SHORT TASK:
Your task is to locate every line holding the string "title" and to copy each of them.

THE DATA:
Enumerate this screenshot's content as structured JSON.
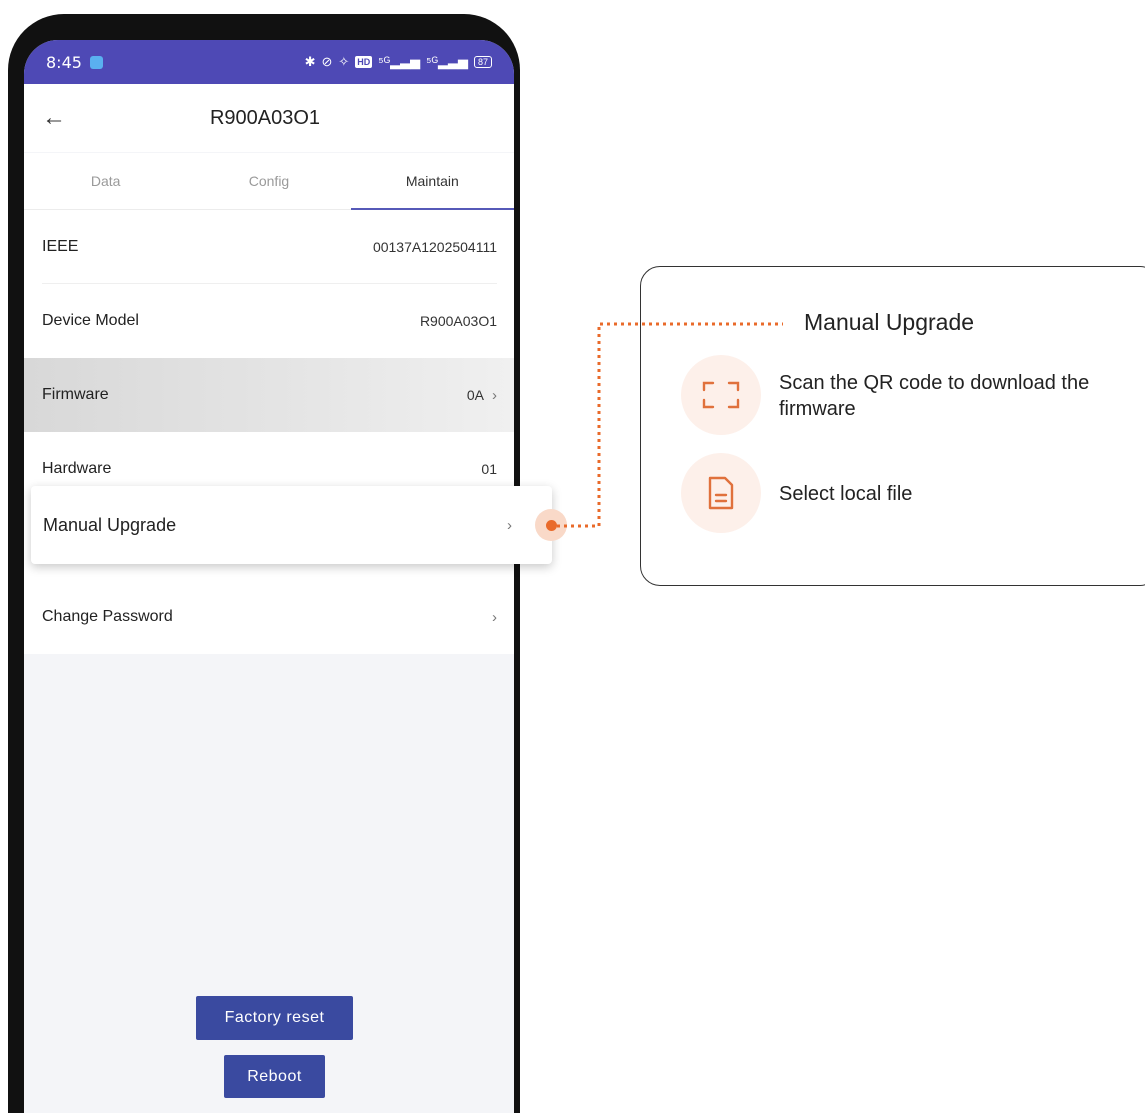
{
  "statusbar": {
    "time": "8:45",
    "icons": [
      "bluetooth-icon",
      "link-icon",
      "vibrate-off-icon",
      "hd-icon",
      "signal-5g-icon",
      "signal-5g-icon",
      "battery-icon"
    ],
    "hd_label": "HD",
    "signal_1": "⁵ᴳ",
    "signal_2": "⁵ᴳ",
    "battery": "87"
  },
  "appbar": {
    "back_icon": "back-arrow-icon",
    "title": "R900A03O1"
  },
  "tabs": [
    {
      "label": "Data",
      "active": false
    },
    {
      "label": "Config",
      "active": false
    },
    {
      "label": "Maintain",
      "active": true
    }
  ],
  "list": {
    "ieee": {
      "label": "IEEE",
      "value": "00137A1202504111"
    },
    "device_model": {
      "label": "Device Model",
      "value": "R900A03O1"
    },
    "firmware": {
      "label": "Firmware",
      "value": "0A"
    },
    "hardware": {
      "label": "Hardware",
      "value": "01"
    },
    "manual_upgrade": {
      "label": "Manual Upgrade"
    },
    "change_password": {
      "label": "Change Password"
    }
  },
  "buttons": {
    "factory_reset": "Factory reset",
    "reboot": "Reboot"
  },
  "callout": {
    "title": "Manual Upgrade",
    "options": [
      {
        "icon": "scan-qr-icon",
        "text": "Scan the QR code to download the firmware"
      },
      {
        "icon": "file-icon",
        "text": "Select local file"
      }
    ]
  },
  "colors": {
    "status_bar": "#4e49b5",
    "tab_indicator": "#5659b8",
    "button": "#3a4aa0",
    "accent": "#e96a2a",
    "accent_light": "#fdf0ea"
  }
}
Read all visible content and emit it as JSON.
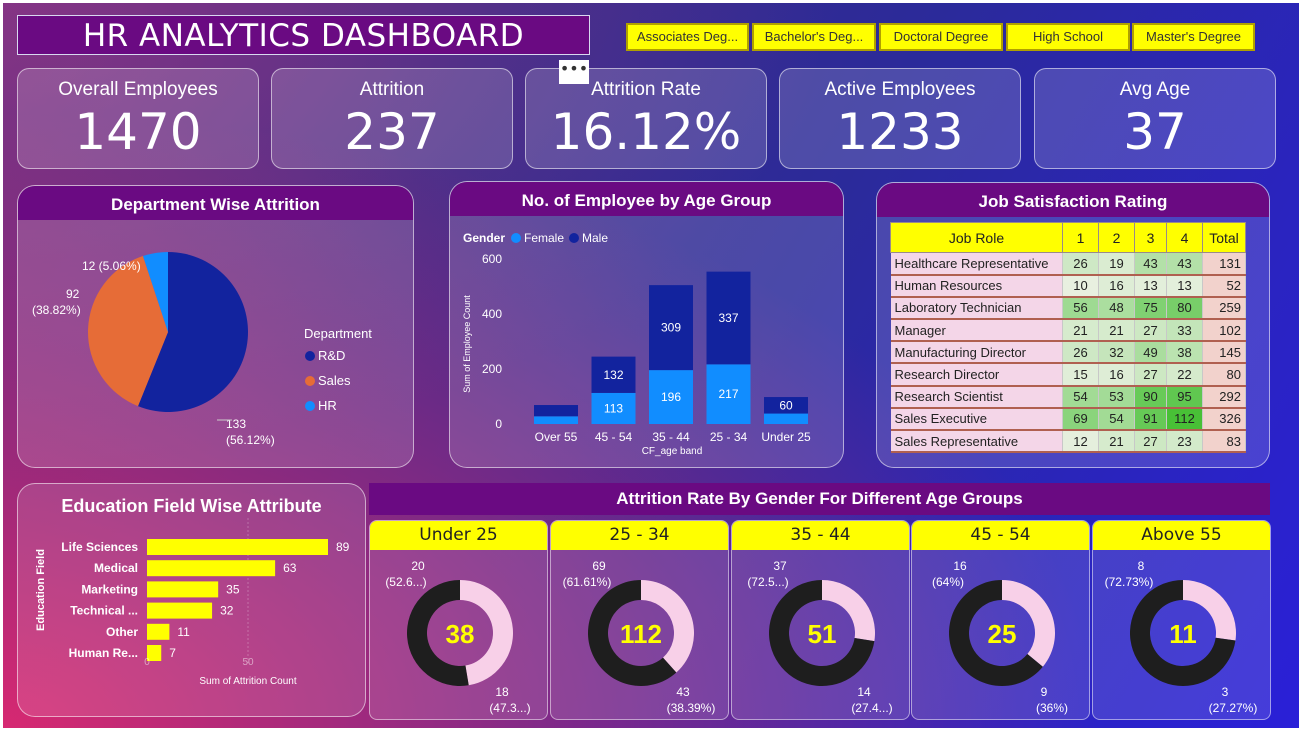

CORRECT RESPONSE:
    "title": "R900A03O1"
    "title": "Manual Upgrade",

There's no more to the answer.